[Records contained in a dataset]
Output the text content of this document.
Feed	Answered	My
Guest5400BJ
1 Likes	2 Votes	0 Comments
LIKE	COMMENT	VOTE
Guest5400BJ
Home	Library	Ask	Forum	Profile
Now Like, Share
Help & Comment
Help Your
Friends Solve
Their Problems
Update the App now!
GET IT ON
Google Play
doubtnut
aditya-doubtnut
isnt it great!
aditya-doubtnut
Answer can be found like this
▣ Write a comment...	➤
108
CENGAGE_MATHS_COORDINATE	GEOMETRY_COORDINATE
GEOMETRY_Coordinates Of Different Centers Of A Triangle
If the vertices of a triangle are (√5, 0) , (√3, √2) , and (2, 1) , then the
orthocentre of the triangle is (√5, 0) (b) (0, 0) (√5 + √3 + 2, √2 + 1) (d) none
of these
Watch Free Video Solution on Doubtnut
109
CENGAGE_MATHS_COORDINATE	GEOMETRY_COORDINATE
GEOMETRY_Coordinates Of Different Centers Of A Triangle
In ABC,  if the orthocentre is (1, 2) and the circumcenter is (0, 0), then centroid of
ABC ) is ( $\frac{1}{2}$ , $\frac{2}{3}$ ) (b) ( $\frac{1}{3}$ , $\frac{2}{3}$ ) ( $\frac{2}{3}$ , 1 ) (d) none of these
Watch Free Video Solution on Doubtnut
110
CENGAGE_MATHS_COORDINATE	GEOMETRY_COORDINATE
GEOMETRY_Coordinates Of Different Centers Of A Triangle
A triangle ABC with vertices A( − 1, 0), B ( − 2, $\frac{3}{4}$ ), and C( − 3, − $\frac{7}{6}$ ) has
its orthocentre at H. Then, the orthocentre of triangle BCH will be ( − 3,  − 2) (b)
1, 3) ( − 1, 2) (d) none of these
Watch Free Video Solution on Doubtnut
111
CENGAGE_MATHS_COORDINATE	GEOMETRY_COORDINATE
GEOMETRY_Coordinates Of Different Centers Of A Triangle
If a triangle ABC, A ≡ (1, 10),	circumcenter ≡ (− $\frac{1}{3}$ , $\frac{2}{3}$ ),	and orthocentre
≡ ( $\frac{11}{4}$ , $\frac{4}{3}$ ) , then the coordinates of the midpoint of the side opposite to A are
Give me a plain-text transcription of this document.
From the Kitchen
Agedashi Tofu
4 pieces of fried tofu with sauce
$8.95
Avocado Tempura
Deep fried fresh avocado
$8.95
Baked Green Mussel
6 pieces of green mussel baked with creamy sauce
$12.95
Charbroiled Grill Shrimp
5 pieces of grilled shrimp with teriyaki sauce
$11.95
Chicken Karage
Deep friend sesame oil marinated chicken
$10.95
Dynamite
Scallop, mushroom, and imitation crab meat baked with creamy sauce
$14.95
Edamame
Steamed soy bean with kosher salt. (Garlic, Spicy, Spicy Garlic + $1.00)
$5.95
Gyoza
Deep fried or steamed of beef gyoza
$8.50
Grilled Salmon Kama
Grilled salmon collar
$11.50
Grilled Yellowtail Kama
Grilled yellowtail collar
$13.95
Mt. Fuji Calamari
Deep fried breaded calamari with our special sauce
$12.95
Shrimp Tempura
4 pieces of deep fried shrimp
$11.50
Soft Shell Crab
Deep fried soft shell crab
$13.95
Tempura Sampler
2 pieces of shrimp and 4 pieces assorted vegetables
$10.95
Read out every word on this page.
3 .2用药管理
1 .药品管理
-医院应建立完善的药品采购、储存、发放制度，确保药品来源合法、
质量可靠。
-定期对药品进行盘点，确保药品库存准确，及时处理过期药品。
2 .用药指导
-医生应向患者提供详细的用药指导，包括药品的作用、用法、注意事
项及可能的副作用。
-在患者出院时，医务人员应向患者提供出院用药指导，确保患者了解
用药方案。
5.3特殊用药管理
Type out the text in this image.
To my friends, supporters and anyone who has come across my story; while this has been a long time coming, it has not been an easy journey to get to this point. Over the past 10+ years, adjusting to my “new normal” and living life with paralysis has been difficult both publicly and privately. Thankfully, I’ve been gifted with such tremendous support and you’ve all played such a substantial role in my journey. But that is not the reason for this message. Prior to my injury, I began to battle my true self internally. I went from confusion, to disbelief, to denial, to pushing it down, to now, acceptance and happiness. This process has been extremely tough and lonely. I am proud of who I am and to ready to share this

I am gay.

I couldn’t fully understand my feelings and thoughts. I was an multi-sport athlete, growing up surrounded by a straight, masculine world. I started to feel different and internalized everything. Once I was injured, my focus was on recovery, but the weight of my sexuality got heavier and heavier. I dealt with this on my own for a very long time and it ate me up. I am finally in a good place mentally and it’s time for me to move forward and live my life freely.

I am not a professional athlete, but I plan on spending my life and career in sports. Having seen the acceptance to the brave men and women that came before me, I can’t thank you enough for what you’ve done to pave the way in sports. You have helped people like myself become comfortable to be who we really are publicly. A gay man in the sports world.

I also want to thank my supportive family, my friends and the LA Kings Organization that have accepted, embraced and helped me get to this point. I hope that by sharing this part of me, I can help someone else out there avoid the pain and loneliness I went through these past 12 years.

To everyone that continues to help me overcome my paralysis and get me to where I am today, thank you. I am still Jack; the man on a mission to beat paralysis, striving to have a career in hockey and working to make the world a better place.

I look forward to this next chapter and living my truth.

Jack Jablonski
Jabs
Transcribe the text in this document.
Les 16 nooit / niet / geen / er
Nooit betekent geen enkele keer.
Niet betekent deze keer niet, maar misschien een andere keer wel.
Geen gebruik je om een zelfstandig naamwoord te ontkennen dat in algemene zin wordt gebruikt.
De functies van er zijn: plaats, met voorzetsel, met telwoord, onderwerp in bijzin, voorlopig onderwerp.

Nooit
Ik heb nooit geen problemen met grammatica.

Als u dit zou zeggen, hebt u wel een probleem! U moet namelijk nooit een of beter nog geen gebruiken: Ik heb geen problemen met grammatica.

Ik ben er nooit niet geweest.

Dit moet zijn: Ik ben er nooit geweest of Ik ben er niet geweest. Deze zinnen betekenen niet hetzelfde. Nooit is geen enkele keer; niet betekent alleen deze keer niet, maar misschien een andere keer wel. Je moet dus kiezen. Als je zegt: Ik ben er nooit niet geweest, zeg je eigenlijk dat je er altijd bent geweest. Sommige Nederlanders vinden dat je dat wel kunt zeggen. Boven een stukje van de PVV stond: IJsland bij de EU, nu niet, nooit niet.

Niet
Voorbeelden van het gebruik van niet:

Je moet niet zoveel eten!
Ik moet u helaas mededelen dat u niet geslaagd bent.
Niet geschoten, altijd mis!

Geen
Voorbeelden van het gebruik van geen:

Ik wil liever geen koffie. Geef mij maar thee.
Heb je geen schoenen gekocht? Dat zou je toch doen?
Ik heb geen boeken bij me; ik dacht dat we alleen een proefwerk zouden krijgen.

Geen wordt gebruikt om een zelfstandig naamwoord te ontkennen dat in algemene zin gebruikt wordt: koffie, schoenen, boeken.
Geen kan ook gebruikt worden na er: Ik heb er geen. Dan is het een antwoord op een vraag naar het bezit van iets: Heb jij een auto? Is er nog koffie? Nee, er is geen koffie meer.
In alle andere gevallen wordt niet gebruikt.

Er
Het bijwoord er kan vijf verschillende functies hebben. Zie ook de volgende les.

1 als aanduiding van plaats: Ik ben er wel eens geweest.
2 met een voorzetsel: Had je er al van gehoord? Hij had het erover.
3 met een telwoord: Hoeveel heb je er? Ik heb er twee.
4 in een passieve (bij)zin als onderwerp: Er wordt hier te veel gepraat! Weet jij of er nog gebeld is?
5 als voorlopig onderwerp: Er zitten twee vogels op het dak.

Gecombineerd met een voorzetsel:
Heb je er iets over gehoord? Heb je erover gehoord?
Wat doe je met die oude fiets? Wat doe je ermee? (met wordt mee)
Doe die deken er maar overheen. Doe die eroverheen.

### Work required
Filter the listing for the word "schoenen" and copy every line that holds it.

### Right answer
Heb je geen schoenen gekocht? Dat zou je toch doen?
Geen wordt gebruikt om een zelfstandig naamwoord te ontkennen dat in algemene zin gebruikt wordt: koffie, schoenen, boeken.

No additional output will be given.